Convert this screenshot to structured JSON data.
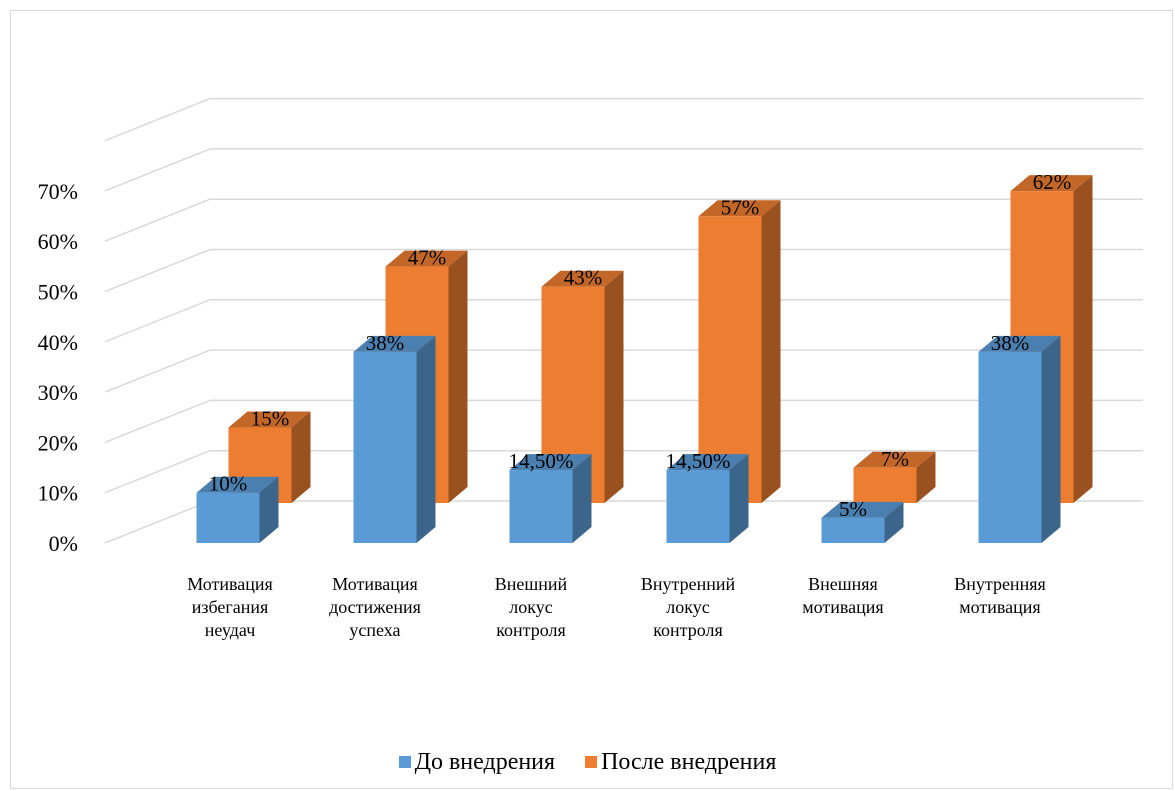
{
  "chart_data": {
    "type": "bar",
    "categories": [
      [
        "Мотивация",
        "избегания",
        "неудач"
      ],
      [
        "Мотивация",
        "достижения",
        "успеха"
      ],
      [
        "Внешний",
        "локус",
        "контроля"
      ],
      [
        "Внутренний",
        "локус",
        "контроля"
      ],
      [
        "Внешняя",
        "мотивация"
      ],
      [
        "Внутренняя",
        "мотивация"
      ]
    ],
    "series": [
      {
        "name": "До внедрения",
        "color": "#5b9bd5",
        "values": [
          10,
          38,
          14.5,
          14.5,
          5,
          38
        ],
        "labels": [
          "10%",
          "38%",
          "14,50%",
          "14,50%",
          "5%",
          "38%"
        ]
      },
      {
        "name": "После внедрения",
        "color": "#ed7d31",
        "values": [
          15,
          47,
          43,
          57,
          7,
          62
        ],
        "labels": [
          "15%",
          "47%",
          "43%",
          "57%",
          "7%",
          "62%"
        ]
      }
    ],
    "ylim": [
      0,
      70
    ],
    "yticks": [
      "0%",
      "10%",
      "20%",
      "30%",
      "40%",
      "50%",
      "60%",
      "70%"
    ],
    "grid": true,
    "legend": "bottom"
  }
}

**Request:** Quote the preceding listing precisely and completely, omitting its images.

**Response to the task:**
Convert this screenshot to structured JSON data.
{
  "chart_data": {
    "type": "bar",
    "categories": [
      [
        "Мотивация",
        "избегания",
        "неудач"
      ],
      [
        "Мотивация",
        "достижения",
        "успеха"
      ],
      [
        "Внешний",
        "локус",
        "контроля"
      ],
      [
        "Внутренний",
        "локус",
        "контроля"
      ],
      [
        "Внешняя",
        "мотивация"
      ],
      [
        "Внутренняя",
        "мотивация"
      ]
    ],
    "series": [
      {
        "name": "До внедрения",
        "color": "#5b9bd5",
        "values": [
          10,
          38,
          14.5,
          14.5,
          5,
          38
        ],
        "labels": [
          "10%",
          "38%",
          "14,50%",
          "14,50%",
          "5%",
          "38%"
        ]
      },
      {
        "name": "После внедрения",
        "color": "#ed7d31",
        "values": [
          15,
          47,
          43,
          57,
          7,
          62
        ],
        "labels": [
          "15%",
          "47%",
          "43%",
          "57%",
          "7%",
          "62%"
        ]
      }
    ],
    "ylim": [
      0,
      70
    ],
    "yticks": [
      "0%",
      "10%",
      "20%",
      "30%",
      "40%",
      "50%",
      "60%",
      "70%"
    ],
    "grid": true,
    "legend": "bottom"
  }
}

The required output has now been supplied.